**Task details:** Answer with one number: the count of lines in this material that hold the word "structured".
════
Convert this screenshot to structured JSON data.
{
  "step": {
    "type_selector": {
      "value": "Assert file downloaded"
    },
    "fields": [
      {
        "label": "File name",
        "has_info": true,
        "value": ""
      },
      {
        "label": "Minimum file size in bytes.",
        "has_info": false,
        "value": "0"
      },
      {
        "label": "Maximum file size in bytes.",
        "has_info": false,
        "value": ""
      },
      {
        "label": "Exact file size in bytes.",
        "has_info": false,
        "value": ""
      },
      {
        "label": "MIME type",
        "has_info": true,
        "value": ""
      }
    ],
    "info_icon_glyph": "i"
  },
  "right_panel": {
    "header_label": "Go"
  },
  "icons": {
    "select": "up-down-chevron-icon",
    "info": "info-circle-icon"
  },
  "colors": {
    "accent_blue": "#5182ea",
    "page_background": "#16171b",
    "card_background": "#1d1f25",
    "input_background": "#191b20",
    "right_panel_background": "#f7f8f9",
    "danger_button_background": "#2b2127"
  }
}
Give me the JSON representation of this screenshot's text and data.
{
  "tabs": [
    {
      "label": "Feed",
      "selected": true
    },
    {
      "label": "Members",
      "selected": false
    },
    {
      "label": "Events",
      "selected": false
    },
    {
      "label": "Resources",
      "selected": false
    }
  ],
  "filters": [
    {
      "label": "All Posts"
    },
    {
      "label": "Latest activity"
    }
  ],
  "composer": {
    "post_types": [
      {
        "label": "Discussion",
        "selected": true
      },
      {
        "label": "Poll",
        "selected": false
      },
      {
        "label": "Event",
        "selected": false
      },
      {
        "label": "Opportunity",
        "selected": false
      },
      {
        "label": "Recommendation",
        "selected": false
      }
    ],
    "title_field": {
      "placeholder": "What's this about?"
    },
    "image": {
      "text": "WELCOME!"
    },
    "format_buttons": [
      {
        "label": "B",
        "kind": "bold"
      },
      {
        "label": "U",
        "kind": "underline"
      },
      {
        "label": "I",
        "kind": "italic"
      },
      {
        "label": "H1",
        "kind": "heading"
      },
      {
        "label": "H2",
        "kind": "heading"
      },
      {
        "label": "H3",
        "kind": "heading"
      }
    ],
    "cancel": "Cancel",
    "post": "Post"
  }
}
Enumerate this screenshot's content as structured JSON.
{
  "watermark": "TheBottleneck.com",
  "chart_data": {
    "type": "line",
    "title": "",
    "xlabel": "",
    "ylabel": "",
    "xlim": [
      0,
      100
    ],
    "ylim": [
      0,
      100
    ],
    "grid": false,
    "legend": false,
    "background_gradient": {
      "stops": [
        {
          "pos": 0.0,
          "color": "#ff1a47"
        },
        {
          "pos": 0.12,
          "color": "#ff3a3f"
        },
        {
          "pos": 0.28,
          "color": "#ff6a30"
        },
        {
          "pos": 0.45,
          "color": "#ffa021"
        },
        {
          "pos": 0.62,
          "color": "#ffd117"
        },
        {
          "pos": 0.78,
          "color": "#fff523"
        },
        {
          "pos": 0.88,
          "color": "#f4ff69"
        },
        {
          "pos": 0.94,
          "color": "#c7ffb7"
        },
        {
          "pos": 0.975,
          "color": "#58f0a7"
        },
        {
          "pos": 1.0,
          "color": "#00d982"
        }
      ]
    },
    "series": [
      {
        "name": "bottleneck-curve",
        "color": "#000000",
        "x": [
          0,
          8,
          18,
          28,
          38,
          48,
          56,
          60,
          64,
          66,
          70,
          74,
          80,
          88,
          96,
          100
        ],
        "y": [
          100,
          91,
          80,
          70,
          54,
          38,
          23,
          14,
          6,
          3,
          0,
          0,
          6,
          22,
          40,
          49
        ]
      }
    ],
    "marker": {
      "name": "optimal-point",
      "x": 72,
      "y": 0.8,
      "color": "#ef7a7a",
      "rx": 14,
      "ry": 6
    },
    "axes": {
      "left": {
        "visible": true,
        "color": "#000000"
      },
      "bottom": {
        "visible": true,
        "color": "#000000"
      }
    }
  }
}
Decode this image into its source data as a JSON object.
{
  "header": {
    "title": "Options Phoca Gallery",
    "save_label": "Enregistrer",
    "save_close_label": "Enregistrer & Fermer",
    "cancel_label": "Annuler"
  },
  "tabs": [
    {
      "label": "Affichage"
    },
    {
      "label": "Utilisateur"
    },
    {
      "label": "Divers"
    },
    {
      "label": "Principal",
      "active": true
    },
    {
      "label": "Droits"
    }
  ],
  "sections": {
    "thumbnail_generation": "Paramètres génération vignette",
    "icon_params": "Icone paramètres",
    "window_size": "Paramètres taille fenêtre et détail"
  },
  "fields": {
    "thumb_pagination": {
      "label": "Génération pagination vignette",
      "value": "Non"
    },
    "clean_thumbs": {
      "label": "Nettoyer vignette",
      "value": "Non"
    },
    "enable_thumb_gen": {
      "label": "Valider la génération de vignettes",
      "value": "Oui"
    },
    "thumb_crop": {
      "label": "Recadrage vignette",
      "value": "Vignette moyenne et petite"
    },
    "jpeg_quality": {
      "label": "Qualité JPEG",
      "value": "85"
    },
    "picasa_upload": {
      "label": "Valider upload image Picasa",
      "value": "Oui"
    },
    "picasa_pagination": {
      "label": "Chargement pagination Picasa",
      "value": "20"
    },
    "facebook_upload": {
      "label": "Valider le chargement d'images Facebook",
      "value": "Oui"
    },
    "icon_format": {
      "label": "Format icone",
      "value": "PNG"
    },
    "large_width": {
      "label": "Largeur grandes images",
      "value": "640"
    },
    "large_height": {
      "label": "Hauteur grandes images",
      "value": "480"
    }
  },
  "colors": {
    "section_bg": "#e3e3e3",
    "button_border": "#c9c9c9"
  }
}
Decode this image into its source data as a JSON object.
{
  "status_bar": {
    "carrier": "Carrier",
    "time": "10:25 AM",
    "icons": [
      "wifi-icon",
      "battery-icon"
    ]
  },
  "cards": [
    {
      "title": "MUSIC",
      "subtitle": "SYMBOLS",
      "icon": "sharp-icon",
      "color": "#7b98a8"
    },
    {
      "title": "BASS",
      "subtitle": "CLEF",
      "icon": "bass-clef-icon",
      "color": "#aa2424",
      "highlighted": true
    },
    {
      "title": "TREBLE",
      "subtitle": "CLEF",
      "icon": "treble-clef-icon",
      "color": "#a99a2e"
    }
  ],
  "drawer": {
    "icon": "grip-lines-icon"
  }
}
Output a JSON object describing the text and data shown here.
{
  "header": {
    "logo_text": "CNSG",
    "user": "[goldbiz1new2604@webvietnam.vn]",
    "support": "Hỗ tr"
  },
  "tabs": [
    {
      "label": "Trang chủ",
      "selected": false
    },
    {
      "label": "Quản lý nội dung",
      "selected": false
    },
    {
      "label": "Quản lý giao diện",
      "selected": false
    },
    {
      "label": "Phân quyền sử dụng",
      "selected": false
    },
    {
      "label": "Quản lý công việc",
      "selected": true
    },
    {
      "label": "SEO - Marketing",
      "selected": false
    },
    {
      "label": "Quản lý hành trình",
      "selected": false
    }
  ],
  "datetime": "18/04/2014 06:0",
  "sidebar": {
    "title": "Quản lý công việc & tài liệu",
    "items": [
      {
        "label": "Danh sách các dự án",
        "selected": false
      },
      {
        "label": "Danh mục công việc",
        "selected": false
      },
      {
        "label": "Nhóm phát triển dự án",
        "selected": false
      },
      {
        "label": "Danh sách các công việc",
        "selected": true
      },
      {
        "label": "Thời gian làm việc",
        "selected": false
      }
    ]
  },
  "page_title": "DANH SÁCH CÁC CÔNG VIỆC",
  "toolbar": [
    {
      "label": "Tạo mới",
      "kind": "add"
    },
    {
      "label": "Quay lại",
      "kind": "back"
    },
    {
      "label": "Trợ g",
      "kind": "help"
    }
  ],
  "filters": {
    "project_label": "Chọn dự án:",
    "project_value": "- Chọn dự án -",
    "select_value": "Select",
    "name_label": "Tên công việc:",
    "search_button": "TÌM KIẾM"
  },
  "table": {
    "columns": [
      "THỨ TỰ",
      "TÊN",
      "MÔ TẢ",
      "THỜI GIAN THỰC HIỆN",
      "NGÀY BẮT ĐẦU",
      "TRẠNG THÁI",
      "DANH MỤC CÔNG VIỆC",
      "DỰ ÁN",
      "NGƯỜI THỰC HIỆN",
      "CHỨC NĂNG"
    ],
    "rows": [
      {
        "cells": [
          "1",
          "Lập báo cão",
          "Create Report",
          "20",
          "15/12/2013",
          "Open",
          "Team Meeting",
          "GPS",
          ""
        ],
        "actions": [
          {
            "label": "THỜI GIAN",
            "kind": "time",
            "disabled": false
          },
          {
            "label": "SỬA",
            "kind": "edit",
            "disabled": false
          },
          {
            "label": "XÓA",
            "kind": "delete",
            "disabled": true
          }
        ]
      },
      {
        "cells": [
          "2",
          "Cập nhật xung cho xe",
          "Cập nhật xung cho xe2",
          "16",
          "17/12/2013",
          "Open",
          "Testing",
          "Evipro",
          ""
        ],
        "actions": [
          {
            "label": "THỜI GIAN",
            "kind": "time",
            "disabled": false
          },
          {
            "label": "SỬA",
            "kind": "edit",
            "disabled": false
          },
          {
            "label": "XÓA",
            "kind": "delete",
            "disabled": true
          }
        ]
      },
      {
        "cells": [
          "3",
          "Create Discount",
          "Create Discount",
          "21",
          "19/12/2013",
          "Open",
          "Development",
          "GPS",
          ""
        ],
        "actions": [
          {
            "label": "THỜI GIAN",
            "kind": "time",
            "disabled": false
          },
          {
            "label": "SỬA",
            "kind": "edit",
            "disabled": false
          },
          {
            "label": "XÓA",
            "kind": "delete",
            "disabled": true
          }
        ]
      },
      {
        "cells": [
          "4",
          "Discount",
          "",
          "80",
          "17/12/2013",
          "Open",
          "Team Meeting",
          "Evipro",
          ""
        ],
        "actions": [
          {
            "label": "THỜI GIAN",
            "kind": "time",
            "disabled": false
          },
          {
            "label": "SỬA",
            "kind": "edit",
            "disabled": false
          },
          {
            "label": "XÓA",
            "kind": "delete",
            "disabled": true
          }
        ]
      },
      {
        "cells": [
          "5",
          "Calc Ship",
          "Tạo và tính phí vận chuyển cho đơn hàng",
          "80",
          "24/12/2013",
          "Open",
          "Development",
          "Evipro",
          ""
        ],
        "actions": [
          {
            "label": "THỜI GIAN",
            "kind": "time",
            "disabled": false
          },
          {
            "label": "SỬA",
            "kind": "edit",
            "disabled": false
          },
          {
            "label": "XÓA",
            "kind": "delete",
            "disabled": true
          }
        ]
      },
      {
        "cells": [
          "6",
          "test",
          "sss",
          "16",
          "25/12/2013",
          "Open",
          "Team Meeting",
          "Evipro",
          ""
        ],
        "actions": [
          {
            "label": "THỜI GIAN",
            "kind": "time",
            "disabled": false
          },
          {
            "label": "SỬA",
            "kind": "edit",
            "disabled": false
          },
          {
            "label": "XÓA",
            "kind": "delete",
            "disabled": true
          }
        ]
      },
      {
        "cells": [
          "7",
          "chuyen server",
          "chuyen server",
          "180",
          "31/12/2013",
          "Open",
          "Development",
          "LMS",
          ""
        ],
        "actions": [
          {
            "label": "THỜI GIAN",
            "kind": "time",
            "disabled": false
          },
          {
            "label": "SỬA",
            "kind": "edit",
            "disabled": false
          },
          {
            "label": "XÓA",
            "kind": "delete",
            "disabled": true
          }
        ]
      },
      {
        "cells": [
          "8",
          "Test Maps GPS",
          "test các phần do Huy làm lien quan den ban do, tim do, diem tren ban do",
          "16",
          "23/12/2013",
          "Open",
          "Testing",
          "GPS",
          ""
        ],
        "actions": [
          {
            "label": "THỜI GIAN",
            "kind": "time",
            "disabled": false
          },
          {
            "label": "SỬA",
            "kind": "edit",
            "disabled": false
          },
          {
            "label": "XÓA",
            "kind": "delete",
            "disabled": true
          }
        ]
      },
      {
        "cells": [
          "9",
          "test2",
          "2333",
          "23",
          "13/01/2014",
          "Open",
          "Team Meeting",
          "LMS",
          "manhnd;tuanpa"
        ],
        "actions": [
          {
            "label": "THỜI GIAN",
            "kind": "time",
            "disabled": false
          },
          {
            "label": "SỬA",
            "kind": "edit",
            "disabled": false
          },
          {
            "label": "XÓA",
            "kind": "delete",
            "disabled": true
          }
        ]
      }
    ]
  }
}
════
**The solution:** 2